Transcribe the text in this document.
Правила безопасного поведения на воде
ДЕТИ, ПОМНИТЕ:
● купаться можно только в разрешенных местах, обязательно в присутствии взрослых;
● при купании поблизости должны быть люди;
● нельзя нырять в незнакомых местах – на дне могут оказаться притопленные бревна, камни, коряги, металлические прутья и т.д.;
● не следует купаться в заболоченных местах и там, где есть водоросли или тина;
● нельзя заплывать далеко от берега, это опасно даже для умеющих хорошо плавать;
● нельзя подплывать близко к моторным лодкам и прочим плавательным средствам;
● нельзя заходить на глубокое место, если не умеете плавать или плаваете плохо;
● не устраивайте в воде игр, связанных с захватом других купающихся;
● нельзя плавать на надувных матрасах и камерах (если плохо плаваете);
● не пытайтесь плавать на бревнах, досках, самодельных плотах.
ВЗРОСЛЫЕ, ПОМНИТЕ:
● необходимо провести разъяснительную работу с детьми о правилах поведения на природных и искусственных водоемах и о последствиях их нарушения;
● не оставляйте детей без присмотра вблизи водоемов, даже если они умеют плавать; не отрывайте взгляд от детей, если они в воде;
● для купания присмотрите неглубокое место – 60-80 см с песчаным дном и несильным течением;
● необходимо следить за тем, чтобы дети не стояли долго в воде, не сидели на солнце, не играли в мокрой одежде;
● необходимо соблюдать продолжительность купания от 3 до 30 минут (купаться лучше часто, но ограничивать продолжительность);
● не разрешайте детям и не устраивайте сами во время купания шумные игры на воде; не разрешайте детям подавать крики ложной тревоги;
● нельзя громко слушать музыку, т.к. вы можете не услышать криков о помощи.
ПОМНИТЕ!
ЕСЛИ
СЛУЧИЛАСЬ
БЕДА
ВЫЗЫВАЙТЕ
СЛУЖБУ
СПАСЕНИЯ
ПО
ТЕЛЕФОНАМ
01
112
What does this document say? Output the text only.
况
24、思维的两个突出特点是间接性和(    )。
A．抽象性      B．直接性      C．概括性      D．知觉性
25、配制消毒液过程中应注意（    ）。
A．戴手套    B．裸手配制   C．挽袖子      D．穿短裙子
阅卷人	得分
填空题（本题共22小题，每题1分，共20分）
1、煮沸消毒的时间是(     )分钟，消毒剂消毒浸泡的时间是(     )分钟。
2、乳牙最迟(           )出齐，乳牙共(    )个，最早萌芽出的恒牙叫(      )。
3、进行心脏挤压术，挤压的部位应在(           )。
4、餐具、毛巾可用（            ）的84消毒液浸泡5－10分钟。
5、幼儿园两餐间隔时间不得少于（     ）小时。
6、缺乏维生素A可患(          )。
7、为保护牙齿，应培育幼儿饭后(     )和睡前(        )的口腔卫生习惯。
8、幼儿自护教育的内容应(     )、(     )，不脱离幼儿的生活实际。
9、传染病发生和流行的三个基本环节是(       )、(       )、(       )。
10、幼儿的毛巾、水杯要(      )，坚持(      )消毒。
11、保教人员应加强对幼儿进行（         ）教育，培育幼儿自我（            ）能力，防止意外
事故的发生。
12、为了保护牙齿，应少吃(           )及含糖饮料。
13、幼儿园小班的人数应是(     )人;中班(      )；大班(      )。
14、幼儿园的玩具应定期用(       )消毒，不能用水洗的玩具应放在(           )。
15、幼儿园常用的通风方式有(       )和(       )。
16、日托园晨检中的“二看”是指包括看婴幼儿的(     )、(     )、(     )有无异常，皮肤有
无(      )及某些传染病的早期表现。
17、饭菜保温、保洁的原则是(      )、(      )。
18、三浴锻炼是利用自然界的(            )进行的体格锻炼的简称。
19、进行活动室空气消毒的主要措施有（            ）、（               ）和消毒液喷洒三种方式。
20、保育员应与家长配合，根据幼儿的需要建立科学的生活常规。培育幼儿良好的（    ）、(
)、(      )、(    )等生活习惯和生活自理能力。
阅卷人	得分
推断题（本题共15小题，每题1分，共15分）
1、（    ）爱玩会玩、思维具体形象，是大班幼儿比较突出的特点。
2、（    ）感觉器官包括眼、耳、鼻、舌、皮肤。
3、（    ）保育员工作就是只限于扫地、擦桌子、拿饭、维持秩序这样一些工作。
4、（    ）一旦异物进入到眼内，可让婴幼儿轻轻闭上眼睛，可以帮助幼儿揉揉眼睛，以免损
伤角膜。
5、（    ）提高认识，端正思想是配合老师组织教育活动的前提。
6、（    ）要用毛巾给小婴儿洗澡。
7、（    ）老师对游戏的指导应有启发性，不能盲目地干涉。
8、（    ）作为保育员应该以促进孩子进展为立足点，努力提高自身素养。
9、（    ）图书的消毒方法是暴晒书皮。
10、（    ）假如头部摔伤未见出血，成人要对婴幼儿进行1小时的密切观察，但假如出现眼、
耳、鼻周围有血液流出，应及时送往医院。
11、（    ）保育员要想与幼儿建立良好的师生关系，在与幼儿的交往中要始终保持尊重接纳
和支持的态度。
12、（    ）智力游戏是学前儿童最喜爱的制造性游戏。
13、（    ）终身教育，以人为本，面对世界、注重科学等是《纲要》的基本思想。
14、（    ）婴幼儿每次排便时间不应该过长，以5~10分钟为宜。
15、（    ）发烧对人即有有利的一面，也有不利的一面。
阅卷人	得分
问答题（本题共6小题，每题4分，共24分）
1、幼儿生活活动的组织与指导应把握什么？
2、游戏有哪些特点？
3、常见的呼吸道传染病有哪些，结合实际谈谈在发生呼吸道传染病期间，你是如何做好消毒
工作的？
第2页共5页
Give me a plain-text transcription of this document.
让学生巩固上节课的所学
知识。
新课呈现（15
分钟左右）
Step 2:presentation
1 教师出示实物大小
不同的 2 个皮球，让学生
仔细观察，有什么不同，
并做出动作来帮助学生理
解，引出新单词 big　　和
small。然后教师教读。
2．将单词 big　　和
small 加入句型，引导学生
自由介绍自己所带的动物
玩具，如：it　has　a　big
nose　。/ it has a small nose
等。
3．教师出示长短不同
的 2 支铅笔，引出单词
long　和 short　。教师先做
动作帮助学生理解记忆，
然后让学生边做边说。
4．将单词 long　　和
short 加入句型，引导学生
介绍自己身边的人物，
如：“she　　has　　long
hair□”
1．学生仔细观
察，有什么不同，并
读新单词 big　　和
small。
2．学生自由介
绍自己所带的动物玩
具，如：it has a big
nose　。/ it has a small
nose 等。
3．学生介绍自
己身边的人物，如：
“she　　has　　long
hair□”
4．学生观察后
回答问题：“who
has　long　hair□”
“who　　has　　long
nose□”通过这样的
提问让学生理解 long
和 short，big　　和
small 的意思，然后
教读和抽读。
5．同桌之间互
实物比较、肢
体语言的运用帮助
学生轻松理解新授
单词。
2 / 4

### Written request:
Pick out lines containing the word "плавать", each one as written.

### Output for this exercise:
● нельзя заплывать далеко от берега, это опасно даже для умеющих хорошо плавать;
● нельзя заходить на глубокое место, если не умеете плавать или плаваете плохо;
● нельзя плавать на надувных матрасах и камерах (если плохо плаваете);
● не пытайтесь плавать на бревнах, досках, самодельных плотах.
● не оставляйте детей без присмотра вблизи водоемов, даже если они умеют плавать; не отрывайте взгляд от детей, если они в воде;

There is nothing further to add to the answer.